| WORK TO COMPLETE |
Reproduce each of the lines word for word.

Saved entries
------

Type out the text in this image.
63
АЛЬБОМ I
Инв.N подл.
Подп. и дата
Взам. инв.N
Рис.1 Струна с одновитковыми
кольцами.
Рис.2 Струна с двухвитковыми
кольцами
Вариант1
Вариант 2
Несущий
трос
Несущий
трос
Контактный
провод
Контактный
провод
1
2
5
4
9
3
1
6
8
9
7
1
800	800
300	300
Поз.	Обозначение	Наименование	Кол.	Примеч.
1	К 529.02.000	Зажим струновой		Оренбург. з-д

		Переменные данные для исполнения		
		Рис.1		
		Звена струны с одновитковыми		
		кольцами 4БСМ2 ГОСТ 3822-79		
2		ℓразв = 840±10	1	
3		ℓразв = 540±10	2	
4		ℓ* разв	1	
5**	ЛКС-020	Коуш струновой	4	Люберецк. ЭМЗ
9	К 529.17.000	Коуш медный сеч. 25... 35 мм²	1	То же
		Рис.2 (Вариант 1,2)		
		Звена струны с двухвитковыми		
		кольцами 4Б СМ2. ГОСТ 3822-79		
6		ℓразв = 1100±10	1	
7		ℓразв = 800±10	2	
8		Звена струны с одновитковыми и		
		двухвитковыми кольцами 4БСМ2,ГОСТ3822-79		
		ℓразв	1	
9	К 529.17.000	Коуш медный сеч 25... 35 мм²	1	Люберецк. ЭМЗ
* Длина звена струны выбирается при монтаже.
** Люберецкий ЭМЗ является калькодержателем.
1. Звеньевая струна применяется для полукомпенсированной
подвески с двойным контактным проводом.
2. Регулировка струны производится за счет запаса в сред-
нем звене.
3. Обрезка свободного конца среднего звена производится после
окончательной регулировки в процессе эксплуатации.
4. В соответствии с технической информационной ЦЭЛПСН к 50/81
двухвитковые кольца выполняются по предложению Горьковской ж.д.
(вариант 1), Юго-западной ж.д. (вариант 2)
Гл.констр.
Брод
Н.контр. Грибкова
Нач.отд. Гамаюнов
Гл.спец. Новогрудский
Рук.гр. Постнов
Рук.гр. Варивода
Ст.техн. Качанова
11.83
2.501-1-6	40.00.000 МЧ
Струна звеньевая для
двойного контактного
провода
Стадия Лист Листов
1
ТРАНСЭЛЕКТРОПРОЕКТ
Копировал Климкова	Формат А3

------

| TASK ANSWER |
Type out the text in this image.
63
АЛЬБОМ I
Инв.N подл.
Подп. и дата
Взам. инв.N
Рис.1 Струна с одновитковыми
кольцами.
Рис.2 Струна с двухвитковыми
кольцами
Вариант1
Вариант 2
Несущий
трос
Несущий
трос
Контактный
провод
Контактный
провод
1
2
5
4
9
3
1
6
8
9
7
1
800	800
300	300
Поз.	Обозначение	Наименование	Кол.	Примеч.
1	К 529.02.000	Зажим струновой		Оренбург. з-д

		Переменные данные для исполнения		
		Рис.1		
		Звена струны с одновитковыми		
		кольцами 4БСМ2 ГОСТ 3822-79		
2		ℓразв = 840±10	1	
3		ℓразв = 540±10	2	
4		ℓ* разв	1	
5**	ЛКС-020	Коуш струновой	4	Люберецк. ЭМЗ
9	К 529.17.000	Коуш медный сеч. 25... 35 мм²	1	То же
		Рис.2 (Вариант 1,2)		
		Звена струны с двухвитковыми		
		кольцами 4Б СМ2. ГОСТ 3822-79		
6		ℓразв = 1100±10	1	
7		ℓразв = 800±10	2	
8		Звена струны с одновитковыми и		
		двухвитковыми кольцами 4БСМ2,ГОСТ3822-79		
		ℓразв	1	
9	К 529.17.000	Коуш медный сеч 25... 35 мм²	1	Люберецк. ЭМЗ
* Длина звена струны выбирается при монтаже.
** Люберецкий ЭМЗ является калькодержателем.
1. Звеньевая струна применяется для полукомпенсированной
подвески с двойным контактным проводом.
2. Регулировка струны производится за счет запаса в сред-
нем звене.
3. Обрезка свободного конца среднего звена производится после
окончательной регулировки в процессе эксплуатации.
4. В соответствии с технической информационной ЦЭЛПСН к 50/81
двухвитковые кольца выполняются по предложению Горьковской ж.д.
(вариант 1), Юго-западной ж.д. (вариант 2)
Гл.констр.
Брод
Н.контр. Грибкова
Нач.отд. Гамаюнов
Гл.спец. Новогрудский
Рук.гр. Постнов
Рук.гр. Варивода
Ст.техн. Качанова
11.83
2.501-1-6	40.00.000 МЧ
Струна звеньевая для
двойного контактного
провода
Стадия Лист Листов
1
ТРАНСЭЛЕКТРОПРОЕКТ
Копировал Климкова	Формат А3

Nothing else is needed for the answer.